◆ **DATA RECORDS**
------------------------------------------------------------

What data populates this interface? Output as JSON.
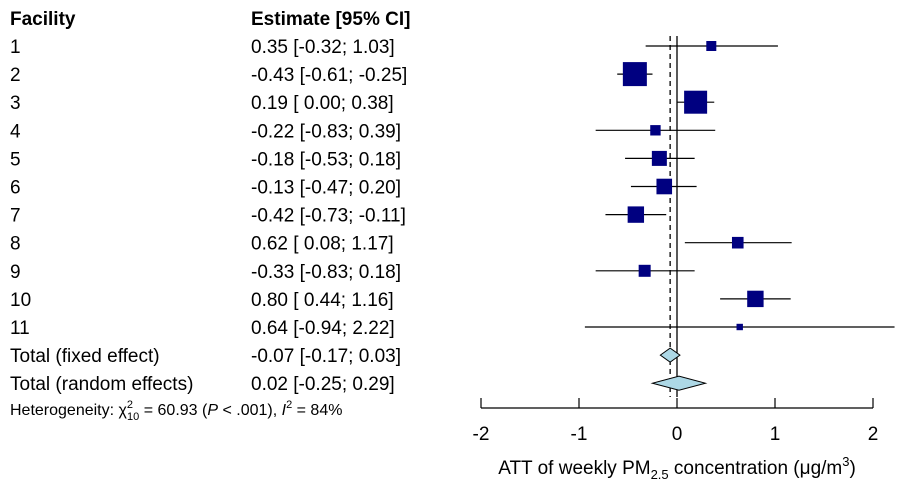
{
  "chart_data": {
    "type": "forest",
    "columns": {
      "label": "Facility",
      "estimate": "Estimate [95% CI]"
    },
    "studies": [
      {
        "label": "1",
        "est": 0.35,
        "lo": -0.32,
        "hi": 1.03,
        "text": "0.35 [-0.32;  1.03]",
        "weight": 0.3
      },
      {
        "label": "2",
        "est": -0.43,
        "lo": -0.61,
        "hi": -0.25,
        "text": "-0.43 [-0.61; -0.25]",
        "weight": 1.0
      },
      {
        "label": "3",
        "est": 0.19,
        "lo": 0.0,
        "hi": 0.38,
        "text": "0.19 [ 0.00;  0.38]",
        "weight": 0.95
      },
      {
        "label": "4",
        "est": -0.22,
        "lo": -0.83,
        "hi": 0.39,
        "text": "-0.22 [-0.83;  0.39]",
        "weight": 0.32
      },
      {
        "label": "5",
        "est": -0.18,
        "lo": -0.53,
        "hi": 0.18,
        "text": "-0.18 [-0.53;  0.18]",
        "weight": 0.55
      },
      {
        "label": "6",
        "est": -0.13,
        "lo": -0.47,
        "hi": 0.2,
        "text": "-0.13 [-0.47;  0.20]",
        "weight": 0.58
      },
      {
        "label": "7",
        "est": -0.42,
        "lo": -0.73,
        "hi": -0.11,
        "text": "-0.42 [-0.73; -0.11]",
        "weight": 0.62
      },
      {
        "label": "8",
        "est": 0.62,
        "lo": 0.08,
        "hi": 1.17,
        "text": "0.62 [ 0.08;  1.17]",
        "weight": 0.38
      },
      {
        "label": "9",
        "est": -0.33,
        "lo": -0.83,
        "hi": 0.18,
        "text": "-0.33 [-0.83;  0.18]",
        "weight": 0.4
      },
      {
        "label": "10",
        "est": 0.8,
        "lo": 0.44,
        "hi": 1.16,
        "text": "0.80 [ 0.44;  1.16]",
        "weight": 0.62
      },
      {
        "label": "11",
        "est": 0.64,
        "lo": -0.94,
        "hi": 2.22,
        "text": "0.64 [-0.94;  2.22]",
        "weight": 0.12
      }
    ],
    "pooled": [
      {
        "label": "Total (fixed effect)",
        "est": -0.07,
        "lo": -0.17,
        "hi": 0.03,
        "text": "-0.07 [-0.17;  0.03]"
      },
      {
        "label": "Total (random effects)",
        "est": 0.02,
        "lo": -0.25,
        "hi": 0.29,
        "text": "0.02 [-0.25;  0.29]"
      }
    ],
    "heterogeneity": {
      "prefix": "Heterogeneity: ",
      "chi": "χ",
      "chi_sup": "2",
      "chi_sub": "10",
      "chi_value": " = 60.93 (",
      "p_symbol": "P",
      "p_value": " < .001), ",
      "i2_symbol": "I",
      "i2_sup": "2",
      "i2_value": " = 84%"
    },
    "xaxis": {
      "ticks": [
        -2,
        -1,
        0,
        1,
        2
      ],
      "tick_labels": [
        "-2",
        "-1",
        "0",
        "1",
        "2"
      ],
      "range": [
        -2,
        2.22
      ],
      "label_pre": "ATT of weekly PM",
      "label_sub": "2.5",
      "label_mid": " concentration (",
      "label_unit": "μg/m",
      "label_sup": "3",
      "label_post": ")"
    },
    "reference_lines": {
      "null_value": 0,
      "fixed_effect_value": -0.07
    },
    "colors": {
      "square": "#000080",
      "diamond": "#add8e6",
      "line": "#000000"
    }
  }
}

------------------------------------------------------------

Among the lines above, determine how many hold the word "Total"; report the figure alone.

◆ **EXPECTED ANSWER**
2